> Set task
Give only the number of lines that include the string "hipótesis".
**** Dataset content
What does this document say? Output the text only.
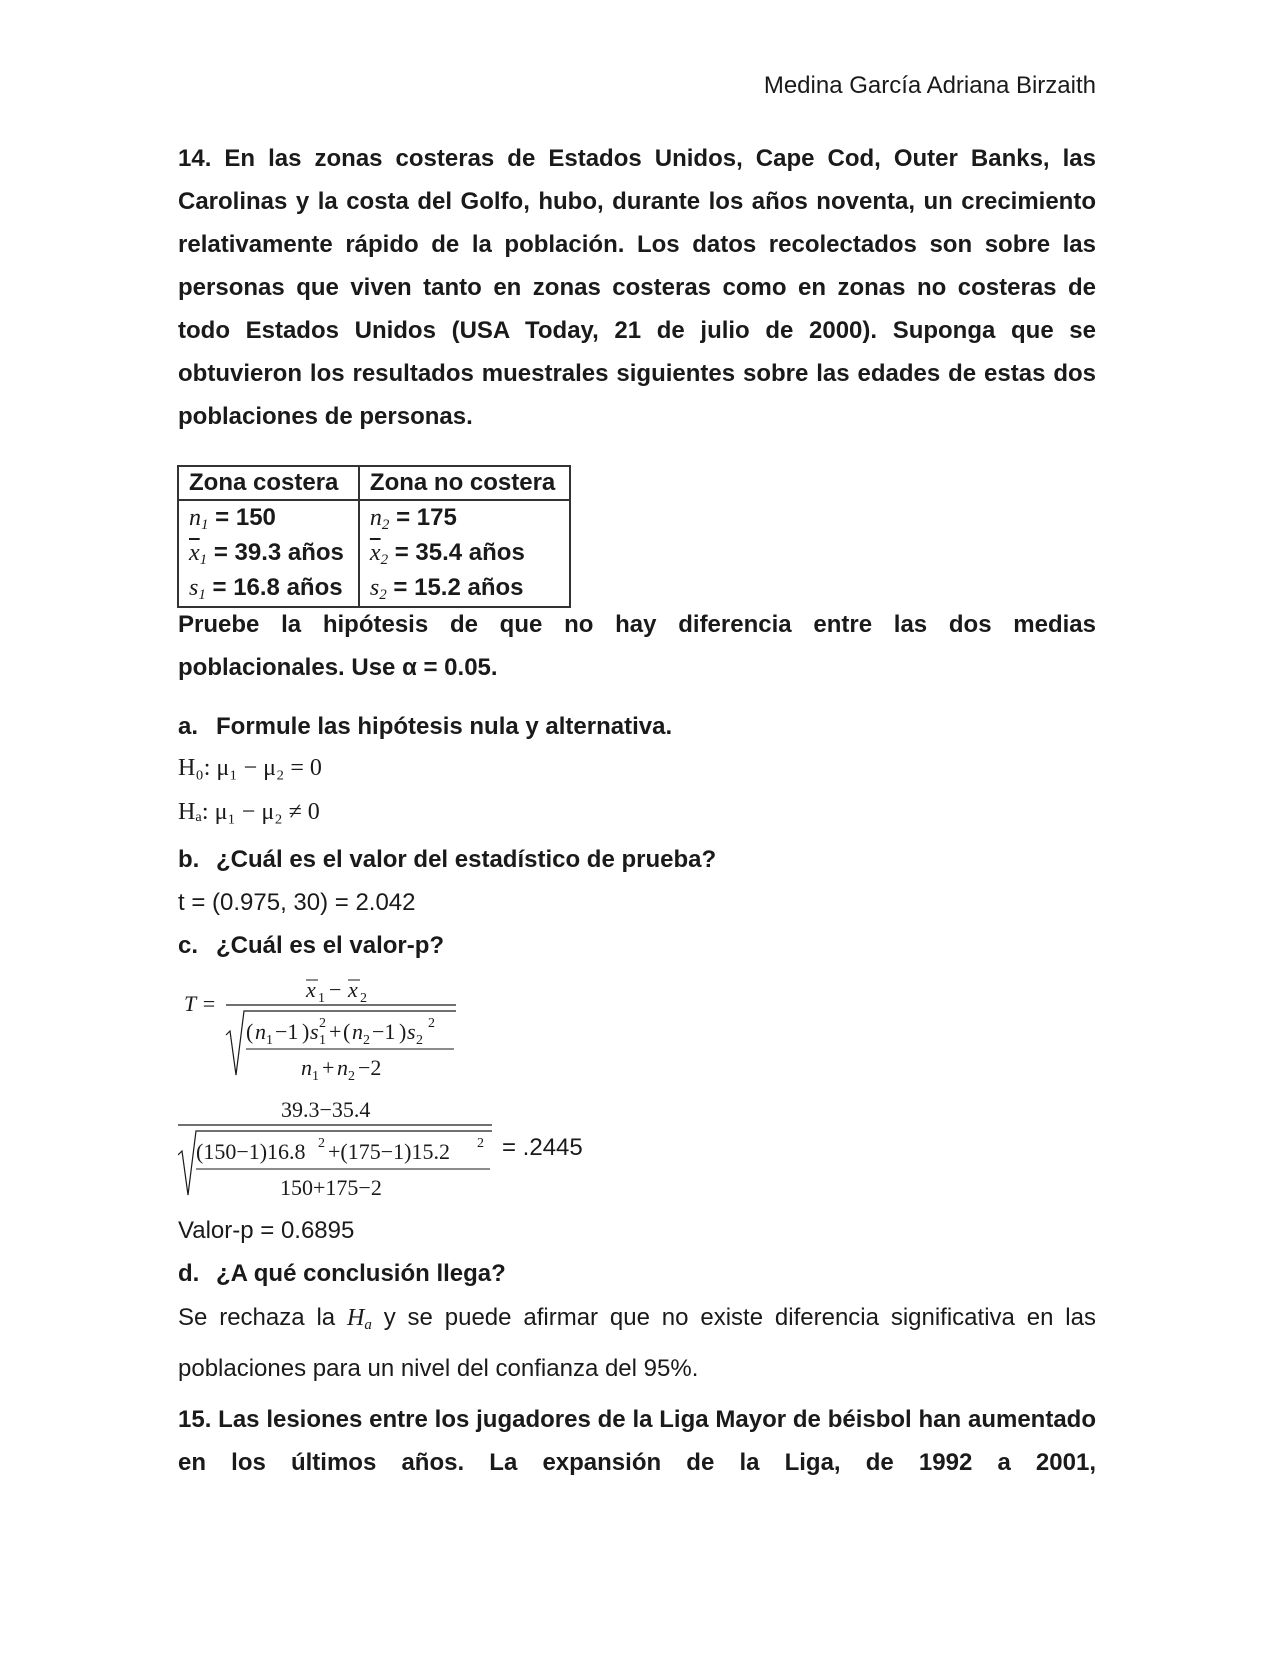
Medina García Adriana Birzaith
14. En las zonas costeras de Estados Unidos, Cape Cod, Outer Banks, las Carolinas y la costa del Golfo, hubo, durante los años noventa, un crecimiento relativamente rápido de la población. Los datos recolectados son sobre las personas que viven tanto en zonas costeras como en zonas no costeras de todo Estados Unidos (USA Today, 21 de julio de 2000). Suponga que se obtuvieron los resultados muestrales siguientes sobre las edades de estas dos poblaciones de personas.
Zona costera	Zona no costera
$n_1 = 150$	$n_2 = 175$
$\overline{x}_1 = 39.3$ años	$\overline{x}_2 = 35.4$ años
$s_1 = 16.8$ años	$s_2 = 15.2$ años
Pruebe la hipótesis de que no hay diferencia entre las dos medias poblacionales. Use α = 0.05.
a. Formule las hipótesis nula y alternativa.
H₀: μ₁ − μ₂ = 0
Hₐ: μ₁ − μ₂ ≠ 0
b. ¿Cuál es el valor del estadístico de prueba?
t = (0.975, 30) = 2.042
c. ¿Cuál es el valor-p?
T =
x 1 − x 2
( n 1 −1 ) s 1
2 + ( n 2 −1 ) s 2
2
n 1 + n 2 −2
39.3−35.4
(150−1)16.8 2 +(175−1)15.2 2
150+175−2
= .2445
Valor-p = 0.6895
d. ¿A qué conclusión llega?
Se rechaza la $H_a$ y se puede afirmar que no existe diferencia significativa en las poblaciones para un nivel del confianza del 95%.
15. Las lesiones entre los jugadores de la Liga Mayor de béisbol han aumentado en los últimos años. La expansión de la Liga, de 1992 a 2001,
********
> Exercise result
2